◆ **Objective**
Reproduce the data that follows in its entirety, character for character.

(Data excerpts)

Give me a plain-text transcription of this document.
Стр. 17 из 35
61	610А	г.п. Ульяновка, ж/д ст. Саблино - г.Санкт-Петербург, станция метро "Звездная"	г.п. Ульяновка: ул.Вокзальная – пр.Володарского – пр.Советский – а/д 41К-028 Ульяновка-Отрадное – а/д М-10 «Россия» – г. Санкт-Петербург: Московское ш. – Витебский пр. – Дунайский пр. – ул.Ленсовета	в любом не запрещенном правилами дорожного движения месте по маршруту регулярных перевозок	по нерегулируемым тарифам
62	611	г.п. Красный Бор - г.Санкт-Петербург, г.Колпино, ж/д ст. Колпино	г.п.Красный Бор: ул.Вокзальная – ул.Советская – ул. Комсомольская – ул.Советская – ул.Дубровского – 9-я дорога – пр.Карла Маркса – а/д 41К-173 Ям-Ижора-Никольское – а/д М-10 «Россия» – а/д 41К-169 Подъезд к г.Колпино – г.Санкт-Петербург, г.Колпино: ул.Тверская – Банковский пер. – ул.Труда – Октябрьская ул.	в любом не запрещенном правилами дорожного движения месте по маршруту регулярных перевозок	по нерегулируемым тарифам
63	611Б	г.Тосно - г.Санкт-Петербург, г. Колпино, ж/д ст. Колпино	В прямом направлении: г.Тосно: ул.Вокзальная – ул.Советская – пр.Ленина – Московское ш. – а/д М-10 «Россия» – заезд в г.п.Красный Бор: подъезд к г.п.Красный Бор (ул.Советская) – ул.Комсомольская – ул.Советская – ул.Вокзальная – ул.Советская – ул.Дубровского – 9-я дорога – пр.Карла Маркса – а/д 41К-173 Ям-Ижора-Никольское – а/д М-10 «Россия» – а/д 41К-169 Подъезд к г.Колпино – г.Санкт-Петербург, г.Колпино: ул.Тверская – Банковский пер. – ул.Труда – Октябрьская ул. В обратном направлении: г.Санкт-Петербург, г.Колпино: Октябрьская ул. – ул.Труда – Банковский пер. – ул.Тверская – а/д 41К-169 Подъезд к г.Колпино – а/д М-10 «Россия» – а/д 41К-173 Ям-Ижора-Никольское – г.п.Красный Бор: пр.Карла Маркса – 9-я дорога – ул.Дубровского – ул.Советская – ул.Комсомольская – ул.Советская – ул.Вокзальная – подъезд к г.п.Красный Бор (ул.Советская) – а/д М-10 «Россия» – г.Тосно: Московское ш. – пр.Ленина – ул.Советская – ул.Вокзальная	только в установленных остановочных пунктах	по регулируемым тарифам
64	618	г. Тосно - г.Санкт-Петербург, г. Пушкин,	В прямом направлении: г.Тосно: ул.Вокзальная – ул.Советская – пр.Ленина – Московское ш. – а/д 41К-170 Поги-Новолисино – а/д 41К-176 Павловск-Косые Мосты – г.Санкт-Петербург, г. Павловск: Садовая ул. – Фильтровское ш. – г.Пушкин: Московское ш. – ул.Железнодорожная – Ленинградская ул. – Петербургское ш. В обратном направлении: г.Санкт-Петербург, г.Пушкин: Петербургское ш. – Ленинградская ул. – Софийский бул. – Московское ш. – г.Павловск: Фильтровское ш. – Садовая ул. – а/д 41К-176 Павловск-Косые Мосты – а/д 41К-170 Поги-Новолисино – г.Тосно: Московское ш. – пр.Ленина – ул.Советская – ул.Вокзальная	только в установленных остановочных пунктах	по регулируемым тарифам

◆ **Correct output**
Give me a plain-text transcription of this document.
Стр. 17 из 35
61	610А	г.п. Ульяновка, ж/д ст. Саблино - г.Санкт-Петербург, станция метро "Звездная"	г.п. Ульяновка: ул.Вокзальная – пр.Володарского – пр.Советский – а/д 41К-028 Ульяновка-Отрадное – а/д М-10 «Россия» – г. Санкт-Петербург: Московское ш. – Витебский пр. – Дунайский пр. – ул.Ленсовета	в любом не запрещенном правилами дорожного движения месте по маршруту регулярных перевозок	по нерегулируемым тарифам
62	611	г.п. Красный Бор - г.Санкт-Петербург, г.Колпино, ж/д ст. Колпино	г.п.Красный Бор: ул.Вокзальная – ул.Советская – ул. Комсомольская – ул.Советская – ул.Дубровского – 9-я дорога – пр.Карла Маркса – а/д 41К-173 Ям-Ижора-Никольское – а/д М-10 «Россия» – а/д 41К-169 Подъезд к г.Колпино – г.Санкт-Петербург, г.Колпино: ул.Тверская – Банковский пер. – ул.Труда – Октябрьская ул.	в любом не запрещенном правилами дорожного движения месте по маршруту регулярных перевозок	по нерегулируемым тарифам
63	611Б	г.Тосно - г.Санкт-Петербург, г. Колпино, ж/д ст. Колпино	В прямом направлении: г.Тосно: ул.Вокзальная – ул.Советская – пр.Ленина – Московское ш. – а/д М-10 «Россия» – заезд в г.п.Красный Бор: подъезд к г.п.Красный Бор (ул.Советская) – ул.Комсомольская – ул.Советская – ул.Вокзальная – ул.Советская – ул.Дубровского – 9-я дорога – пр.Карла Маркса – а/д 41К-173 Ям-Ижора-Никольское – а/д М-10 «Россия» – а/д 41К-169 Подъезд к г.Колпино – г.Санкт-Петербург, г.Колпино: ул.Тверская – Банковский пер. – ул.Труда – Октябрьская ул. В обратном направлении: г.Санкт-Петербург, г.Колпино: Октябрьская ул. – ул.Труда – Банковский пер. – ул.Тверская – а/д 41К-169 Подъезд к г.Колпино – а/д М-10 «Россия» – а/д 41К-173 Ям-Ижора-Никольское – г.п.Красный Бор: пр.Карла Маркса – 9-я дорога – ул.Дубровского – ул.Советская – ул.Комсомольская – ул.Советская – ул.Вокзальная – подъезд к г.п.Красный Бор (ул.Советская) – а/д М-10 «Россия» – г.Тосно: Московское ш. – пр.Ленина – ул.Советская – ул.Вокзальная	только в установленных остановочных пунктах	по регулируемым тарифам
64	618	г. Тосно - г.Санкт-Петербург, г. Пушкин,	В прямом направлении: г.Тосно: ул.Вокзальная – ул.Советская – пр.Ленина – Московское ш. – а/д 41К-170 Поги-Новолисино – а/д 41К-176 Павловск-Косые Мосты – г.Санкт-Петербург, г. Павловск: Садовая ул. – Фильтровское ш. – г.Пушкин: Московское ш. – ул.Железнодорожная – Ленинградская ул. – Петербургское ш. В обратном направлении: г.Санкт-Петербург, г.Пушкин: Петербургское ш. – Ленинградская ул. – Софийский бул. – Московское ш. – г.Павловск: Фильтровское ш. – Садовая ул. – а/д 41К-176 Павловск-Косые Мосты – а/д 41К-170 Поги-Новолисино – г.Тосно: Московское ш. – пр.Ленина – ул.Советская – ул.Вокзальная	только в установленных остановочных пунктах	по регулируемым тарифам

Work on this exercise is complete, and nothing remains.